Objective => Copy the passage from the excerpt of The Whisperers below, starting with "The Whisperers Page" and going on through "go,’ he said.".

Source document =>
---

The Whisperers Page 19
‘Shura [Aleksandr]! My son!’ I said. ‘We are dying there! From hunger, illness, arbitrary punishments!’
‘So you ran away?’ he asked abruptly, not, it seemed, in his own voice. And his look was different too, it fixed me to the ground.
I remained silent – what could I say? Let it be that way – I was only sorry for Pavlushka. He was just a boy who had come in hope of his brother’s love, and it had turned out so differently!
‘I can only help by sending you back, free of charge, to the place where you came from!’ – those were Aleksandr’s precise words.
I realized that there was no point in asking, begging, any more. I simply asked him to wait while I went to a friend in Stolpovo, who owed me money, and then, when I returned, he could do what he liked with me. He was visibly shaken.
‘All right, go,’ he said.
At Stolpovo Trifon went to see his friend. They drank together, while Pavlik slept. Then at midnight, the police arrived to arrest Trifon. Aleksandr had betrayed him.82
Four years passed before Aleksandr saw or heard from his family again. During this time, Ivan believes, Aleksandr poured his guilt feelings into his unpublished poetry:
What are you, brother?
How are you, brother?
Where are you, brother?
On what Belomorkanal?
(‘Brothers’, 1933)

---

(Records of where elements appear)

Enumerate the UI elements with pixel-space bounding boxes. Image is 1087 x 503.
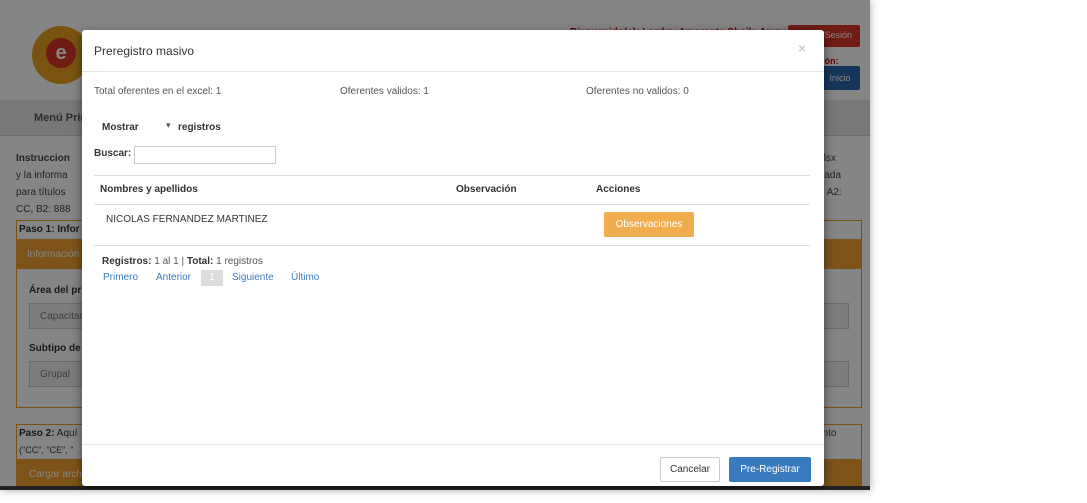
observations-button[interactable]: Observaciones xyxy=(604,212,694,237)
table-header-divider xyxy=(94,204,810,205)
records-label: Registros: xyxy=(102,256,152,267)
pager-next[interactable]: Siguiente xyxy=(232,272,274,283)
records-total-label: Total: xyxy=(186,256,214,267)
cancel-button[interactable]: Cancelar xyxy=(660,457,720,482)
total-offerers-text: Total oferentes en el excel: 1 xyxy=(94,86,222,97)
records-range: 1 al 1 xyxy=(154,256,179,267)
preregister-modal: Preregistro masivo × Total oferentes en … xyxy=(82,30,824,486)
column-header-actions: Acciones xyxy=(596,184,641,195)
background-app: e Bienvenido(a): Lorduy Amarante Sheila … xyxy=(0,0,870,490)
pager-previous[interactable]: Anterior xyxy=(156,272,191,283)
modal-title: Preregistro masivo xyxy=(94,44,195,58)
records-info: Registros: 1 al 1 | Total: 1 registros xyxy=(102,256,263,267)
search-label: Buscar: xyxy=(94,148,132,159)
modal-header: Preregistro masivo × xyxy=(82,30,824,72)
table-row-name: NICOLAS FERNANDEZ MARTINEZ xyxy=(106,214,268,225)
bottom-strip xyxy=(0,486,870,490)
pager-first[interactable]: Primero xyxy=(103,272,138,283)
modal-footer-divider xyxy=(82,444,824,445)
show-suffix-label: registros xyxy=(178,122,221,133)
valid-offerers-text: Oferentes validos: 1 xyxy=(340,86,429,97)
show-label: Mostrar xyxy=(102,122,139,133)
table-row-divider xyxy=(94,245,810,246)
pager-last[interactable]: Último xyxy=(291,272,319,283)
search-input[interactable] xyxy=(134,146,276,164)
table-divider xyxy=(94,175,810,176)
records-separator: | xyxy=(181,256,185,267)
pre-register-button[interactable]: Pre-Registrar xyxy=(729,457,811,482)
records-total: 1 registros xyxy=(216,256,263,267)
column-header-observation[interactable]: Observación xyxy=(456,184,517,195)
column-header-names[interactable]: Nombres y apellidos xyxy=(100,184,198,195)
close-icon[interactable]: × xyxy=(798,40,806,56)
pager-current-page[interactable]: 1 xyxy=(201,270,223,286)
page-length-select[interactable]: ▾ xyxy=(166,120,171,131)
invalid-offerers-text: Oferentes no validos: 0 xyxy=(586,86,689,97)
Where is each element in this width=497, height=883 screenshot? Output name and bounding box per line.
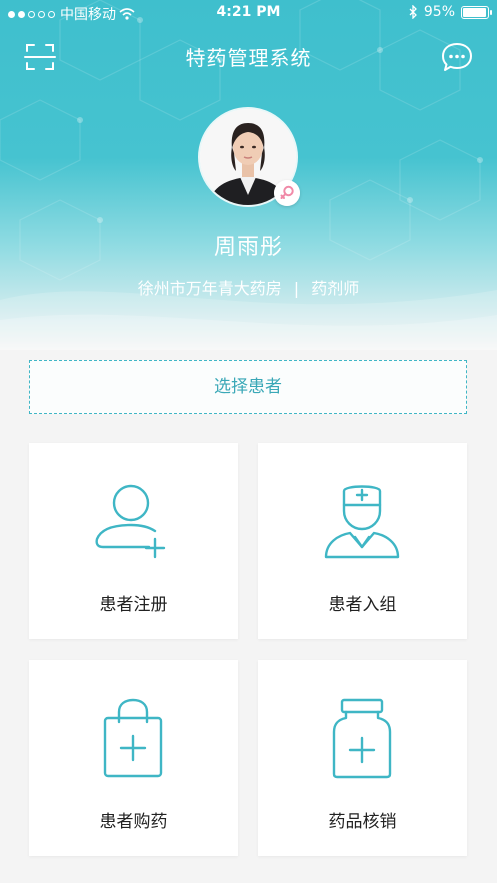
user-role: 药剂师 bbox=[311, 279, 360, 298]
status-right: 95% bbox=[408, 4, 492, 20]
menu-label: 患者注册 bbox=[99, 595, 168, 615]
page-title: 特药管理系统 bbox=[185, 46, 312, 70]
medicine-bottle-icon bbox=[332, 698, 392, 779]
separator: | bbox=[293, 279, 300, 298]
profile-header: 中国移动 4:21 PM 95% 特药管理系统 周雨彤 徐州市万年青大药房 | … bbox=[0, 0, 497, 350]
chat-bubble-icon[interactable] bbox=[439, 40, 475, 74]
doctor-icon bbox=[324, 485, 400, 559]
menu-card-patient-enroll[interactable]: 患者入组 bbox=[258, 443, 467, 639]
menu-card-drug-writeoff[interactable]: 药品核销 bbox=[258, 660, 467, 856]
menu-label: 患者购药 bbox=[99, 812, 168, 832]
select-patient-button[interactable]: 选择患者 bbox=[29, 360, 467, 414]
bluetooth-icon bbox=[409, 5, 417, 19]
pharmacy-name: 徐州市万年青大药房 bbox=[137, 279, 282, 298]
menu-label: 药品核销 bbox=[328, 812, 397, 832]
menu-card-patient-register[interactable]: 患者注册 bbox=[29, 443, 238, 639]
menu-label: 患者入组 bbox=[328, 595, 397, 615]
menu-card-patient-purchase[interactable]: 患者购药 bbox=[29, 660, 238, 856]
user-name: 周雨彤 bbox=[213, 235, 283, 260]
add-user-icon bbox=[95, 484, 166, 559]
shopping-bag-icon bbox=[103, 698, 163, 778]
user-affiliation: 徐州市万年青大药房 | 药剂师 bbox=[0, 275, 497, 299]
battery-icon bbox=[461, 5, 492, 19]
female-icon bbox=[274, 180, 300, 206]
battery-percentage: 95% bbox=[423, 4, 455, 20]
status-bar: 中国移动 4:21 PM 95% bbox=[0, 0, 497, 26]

---

Answer for the task =>
The Whisperers Page 19
‘Shura [Aleksandr]! My son!’ I said. ‘We are dying there! From hunger, illness, arbitrary punishments!’
‘So you ran away?’ he asked abruptly, not, it seemed, in his own voice. And his look was different too, it fixed me to the ground.
I remained silent – what could I say? Let it be that way – I was only sorry for Pavlushka. He was just a boy who had come in hope of his brother’s love, and it had turned out so differently!
‘I can only help by sending you back, free of charge, to the place where you came from!’ – those were Aleksandr’s precise words.
I realized that there was no point in asking, begging, any more. I simply asked him to wait while I went to a friend in Stolpovo, who owed me money, and then, when I returned, he could do what he liked with me. He was visibly shaken.
‘All right, go,’ he said.